Stored records:
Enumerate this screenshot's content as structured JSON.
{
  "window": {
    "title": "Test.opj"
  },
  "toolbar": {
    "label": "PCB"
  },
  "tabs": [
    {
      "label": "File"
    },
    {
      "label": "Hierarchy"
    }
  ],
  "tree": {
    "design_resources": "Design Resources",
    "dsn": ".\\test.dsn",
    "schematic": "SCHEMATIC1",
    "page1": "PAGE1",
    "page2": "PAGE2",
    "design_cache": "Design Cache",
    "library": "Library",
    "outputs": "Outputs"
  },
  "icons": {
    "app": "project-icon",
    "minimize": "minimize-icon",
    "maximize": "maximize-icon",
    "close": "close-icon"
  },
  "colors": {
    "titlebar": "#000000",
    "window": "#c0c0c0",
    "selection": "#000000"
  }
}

Work to be completed: The records above should be duplicated in full, exactly as given.

Answer to the exercise:
Enumerate this screenshot's content as structured JSON.
{
  "window": {
    "title": "Test.opj"
  },
  "toolbar": {
    "label": "PCB"
  },
  "tabs": [
    {
      "label": "File"
    },
    {
      "label": "Hierarchy"
    }
  ],
  "tree": {
    "design_resources": "Design Resources",
    "dsn": ".\\test.dsn",
    "schematic": "SCHEMATIC1",
    "page1": "PAGE1",
    "page2": "PAGE2",
    "design_cache": "Design Cache",
    "library": "Library",
    "outputs": "Outputs"
  },
  "icons": {
    "app": "project-icon",
    "minimize": "minimize-icon",
    "maximize": "maximize-icon",
    "close": "close-icon"
  },
  "colors": {
    "titlebar": "#000000",
    "window": "#c0c0c0",
    "selection": "#000000"
  }
}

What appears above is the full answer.